Search the listing below for the string "worth" and show each line that contains it.

Data extract →
====
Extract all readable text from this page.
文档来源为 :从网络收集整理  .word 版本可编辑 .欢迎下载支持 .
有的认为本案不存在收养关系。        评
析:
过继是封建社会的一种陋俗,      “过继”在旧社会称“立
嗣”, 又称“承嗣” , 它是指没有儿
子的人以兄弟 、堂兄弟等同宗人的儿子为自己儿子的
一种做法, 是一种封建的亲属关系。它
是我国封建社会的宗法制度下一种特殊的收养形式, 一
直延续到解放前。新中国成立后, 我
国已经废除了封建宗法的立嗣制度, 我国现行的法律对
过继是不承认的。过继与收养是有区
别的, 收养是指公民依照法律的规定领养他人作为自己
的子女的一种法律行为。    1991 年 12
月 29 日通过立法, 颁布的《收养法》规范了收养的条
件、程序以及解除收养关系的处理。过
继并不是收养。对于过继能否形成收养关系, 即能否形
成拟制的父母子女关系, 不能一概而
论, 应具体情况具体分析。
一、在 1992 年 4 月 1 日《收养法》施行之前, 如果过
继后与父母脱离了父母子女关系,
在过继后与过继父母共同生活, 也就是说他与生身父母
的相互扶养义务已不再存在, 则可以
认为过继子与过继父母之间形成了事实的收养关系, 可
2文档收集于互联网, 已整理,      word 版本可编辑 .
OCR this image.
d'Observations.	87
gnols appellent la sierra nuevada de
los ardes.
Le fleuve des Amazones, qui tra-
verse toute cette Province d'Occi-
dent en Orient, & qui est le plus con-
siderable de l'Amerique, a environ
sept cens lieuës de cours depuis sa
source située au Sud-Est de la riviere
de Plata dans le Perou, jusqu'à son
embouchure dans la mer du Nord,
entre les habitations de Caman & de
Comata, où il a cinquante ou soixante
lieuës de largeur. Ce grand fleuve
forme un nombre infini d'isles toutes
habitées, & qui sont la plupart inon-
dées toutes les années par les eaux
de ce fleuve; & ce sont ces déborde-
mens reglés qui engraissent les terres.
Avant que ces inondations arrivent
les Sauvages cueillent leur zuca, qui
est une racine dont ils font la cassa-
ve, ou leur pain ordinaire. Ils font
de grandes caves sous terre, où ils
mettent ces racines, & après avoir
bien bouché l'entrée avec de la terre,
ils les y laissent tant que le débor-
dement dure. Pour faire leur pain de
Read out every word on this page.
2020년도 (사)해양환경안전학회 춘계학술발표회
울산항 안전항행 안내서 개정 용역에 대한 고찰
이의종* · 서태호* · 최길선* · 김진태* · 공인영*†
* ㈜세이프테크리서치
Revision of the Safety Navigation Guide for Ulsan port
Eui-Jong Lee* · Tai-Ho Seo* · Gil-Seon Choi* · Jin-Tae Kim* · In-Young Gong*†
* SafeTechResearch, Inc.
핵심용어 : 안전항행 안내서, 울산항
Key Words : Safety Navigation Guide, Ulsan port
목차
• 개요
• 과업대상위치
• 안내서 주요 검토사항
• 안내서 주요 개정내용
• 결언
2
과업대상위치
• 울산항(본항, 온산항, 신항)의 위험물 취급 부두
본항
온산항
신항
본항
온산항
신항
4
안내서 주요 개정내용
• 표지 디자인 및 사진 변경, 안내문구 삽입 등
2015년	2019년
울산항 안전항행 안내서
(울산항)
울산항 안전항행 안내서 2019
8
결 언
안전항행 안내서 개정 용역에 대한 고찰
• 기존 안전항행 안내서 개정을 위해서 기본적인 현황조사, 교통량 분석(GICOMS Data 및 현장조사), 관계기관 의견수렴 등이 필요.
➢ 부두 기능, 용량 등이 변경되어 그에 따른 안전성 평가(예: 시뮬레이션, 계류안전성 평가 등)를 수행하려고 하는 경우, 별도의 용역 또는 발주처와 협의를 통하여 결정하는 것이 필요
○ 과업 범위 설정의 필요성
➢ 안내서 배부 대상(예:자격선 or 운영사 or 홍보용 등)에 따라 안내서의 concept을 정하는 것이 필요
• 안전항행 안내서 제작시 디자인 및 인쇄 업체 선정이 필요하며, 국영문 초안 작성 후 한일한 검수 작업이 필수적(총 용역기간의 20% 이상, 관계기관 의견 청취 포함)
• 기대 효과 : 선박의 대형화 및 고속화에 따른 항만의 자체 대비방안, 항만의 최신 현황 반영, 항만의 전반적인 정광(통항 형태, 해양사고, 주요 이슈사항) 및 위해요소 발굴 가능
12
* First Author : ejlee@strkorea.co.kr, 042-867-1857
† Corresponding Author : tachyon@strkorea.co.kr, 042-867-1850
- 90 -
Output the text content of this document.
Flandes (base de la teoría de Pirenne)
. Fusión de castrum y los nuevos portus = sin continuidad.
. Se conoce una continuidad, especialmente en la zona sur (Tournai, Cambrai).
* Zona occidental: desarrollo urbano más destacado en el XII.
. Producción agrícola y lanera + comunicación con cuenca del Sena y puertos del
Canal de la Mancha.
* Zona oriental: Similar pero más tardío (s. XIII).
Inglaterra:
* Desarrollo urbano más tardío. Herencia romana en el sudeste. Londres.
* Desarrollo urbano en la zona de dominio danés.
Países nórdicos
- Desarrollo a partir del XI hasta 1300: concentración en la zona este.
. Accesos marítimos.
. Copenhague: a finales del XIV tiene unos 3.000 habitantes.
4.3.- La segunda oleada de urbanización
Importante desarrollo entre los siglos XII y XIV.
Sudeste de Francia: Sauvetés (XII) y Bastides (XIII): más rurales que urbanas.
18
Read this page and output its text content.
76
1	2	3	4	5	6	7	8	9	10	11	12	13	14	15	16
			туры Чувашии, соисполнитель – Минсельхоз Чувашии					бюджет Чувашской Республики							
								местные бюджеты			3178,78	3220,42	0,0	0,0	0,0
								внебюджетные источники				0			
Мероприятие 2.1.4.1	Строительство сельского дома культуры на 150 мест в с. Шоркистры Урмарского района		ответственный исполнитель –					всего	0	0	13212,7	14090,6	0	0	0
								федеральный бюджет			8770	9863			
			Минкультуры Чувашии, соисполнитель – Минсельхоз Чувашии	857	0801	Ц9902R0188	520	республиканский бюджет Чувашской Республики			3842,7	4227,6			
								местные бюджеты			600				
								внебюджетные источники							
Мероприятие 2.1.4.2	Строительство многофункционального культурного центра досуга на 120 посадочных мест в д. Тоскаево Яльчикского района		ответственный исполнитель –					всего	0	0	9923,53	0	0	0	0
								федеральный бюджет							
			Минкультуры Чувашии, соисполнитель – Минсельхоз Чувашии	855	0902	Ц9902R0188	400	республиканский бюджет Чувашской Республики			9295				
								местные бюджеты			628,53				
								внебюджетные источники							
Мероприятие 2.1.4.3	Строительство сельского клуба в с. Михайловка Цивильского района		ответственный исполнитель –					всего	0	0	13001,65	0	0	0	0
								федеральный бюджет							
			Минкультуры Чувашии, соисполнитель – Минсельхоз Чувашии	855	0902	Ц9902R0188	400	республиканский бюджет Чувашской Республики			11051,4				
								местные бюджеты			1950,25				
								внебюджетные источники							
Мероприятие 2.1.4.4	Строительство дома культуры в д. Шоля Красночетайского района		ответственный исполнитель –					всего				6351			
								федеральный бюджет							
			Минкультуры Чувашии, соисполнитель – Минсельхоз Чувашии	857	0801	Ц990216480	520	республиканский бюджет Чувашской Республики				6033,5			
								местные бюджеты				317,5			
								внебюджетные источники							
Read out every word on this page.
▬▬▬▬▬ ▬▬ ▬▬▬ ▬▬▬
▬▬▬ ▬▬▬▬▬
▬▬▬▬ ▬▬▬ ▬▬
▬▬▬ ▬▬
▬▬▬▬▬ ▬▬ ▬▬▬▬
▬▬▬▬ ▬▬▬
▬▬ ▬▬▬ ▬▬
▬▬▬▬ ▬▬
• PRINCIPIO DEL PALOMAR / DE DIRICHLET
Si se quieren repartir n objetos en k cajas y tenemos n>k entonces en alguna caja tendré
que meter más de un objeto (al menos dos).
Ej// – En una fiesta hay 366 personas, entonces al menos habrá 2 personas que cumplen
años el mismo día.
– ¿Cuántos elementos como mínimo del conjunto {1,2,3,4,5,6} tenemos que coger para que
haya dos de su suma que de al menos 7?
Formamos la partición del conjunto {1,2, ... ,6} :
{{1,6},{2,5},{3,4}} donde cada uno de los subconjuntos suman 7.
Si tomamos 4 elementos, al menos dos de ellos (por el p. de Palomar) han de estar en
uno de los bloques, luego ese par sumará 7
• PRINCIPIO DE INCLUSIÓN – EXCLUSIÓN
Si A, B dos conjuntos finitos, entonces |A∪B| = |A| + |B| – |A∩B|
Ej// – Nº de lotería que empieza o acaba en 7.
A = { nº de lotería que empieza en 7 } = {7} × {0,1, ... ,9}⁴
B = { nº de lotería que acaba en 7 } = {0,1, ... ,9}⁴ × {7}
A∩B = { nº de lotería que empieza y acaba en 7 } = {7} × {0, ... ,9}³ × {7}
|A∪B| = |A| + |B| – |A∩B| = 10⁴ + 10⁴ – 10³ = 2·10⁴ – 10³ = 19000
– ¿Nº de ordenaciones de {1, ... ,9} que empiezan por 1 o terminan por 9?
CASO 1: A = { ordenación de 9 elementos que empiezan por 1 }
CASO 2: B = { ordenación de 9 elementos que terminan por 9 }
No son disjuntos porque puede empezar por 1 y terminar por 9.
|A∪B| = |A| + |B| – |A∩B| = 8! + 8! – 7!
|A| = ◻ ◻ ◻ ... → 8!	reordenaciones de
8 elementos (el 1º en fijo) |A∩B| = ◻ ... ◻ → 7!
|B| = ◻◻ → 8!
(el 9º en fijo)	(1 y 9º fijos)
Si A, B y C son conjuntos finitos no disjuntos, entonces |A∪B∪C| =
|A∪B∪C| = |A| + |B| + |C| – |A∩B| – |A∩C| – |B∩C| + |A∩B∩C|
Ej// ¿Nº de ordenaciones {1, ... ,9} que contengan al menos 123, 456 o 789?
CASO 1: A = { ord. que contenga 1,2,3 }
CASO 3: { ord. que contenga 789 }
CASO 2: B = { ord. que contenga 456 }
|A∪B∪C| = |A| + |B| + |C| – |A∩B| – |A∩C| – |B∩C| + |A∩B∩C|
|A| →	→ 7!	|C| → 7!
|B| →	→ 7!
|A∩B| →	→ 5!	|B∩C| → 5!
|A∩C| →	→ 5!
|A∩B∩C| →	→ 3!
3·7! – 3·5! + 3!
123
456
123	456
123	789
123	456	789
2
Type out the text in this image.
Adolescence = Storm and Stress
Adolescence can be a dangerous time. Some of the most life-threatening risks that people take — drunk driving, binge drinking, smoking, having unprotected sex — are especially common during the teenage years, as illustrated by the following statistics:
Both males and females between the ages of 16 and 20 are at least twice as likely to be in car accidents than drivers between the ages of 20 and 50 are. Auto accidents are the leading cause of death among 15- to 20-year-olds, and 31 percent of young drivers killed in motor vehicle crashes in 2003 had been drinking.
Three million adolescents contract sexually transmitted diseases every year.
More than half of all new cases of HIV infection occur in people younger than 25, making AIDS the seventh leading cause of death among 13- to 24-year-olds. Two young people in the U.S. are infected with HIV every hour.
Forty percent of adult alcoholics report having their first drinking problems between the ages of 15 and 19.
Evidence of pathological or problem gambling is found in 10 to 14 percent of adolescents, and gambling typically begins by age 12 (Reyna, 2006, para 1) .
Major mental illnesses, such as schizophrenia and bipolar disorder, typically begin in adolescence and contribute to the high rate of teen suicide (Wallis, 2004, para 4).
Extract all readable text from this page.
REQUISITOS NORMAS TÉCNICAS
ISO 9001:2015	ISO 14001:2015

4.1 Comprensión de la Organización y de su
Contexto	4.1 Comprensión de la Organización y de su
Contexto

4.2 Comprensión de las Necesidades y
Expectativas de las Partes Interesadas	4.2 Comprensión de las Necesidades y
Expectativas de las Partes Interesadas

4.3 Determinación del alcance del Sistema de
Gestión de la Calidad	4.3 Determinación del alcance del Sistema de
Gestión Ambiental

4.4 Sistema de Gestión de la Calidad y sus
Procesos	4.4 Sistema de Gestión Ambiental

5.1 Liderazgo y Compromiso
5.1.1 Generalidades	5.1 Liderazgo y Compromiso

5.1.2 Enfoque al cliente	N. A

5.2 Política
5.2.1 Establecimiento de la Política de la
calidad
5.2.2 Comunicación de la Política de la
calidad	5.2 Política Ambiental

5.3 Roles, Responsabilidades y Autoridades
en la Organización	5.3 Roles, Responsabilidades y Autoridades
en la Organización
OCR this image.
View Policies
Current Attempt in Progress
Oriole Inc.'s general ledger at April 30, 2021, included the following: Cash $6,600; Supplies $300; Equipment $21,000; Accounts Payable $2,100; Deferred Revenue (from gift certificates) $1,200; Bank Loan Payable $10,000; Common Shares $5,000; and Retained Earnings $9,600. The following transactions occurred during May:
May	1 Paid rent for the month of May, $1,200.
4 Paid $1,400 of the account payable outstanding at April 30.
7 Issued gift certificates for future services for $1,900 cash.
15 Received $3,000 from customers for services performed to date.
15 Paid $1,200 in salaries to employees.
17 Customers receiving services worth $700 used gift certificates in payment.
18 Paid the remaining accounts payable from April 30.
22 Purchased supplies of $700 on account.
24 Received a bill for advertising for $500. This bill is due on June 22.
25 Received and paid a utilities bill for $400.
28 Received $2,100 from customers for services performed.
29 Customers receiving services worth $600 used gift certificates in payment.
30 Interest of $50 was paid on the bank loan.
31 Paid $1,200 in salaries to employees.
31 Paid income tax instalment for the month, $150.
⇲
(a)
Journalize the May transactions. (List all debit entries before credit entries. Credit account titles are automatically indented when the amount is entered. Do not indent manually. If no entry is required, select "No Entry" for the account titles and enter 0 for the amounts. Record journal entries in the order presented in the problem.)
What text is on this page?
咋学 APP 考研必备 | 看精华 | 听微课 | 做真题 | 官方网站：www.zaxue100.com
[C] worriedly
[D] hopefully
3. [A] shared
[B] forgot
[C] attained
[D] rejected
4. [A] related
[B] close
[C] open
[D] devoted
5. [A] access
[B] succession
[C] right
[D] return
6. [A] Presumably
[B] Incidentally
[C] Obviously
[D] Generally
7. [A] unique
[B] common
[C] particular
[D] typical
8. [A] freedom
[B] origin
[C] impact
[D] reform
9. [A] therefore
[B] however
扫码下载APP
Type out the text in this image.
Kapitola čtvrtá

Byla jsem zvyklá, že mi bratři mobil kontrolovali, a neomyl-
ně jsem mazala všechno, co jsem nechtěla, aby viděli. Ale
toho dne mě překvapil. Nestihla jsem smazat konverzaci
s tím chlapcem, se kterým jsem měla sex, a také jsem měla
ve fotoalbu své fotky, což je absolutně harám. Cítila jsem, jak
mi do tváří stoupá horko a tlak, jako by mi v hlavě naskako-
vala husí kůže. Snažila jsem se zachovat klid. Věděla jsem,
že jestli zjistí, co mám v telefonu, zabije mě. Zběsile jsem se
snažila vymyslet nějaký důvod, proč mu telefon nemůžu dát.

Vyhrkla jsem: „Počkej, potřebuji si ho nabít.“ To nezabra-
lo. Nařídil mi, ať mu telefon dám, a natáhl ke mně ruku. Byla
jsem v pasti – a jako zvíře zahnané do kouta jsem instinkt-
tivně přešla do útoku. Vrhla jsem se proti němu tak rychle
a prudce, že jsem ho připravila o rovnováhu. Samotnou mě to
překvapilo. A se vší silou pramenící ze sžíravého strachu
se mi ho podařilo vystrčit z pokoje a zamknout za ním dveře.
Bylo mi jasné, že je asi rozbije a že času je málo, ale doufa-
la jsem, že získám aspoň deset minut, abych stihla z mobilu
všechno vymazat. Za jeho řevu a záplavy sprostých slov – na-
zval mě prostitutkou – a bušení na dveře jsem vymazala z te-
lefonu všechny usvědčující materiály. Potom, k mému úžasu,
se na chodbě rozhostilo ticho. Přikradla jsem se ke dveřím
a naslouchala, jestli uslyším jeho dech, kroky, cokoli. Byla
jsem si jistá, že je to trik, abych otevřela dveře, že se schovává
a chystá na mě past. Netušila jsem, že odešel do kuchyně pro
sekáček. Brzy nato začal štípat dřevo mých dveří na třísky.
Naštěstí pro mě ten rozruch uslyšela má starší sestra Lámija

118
====
Solution to the problem →
17 Customers receiving services worth $700 used gift certificates in payment.
29 Customers receiving services worth $600 used gift certificates in payment.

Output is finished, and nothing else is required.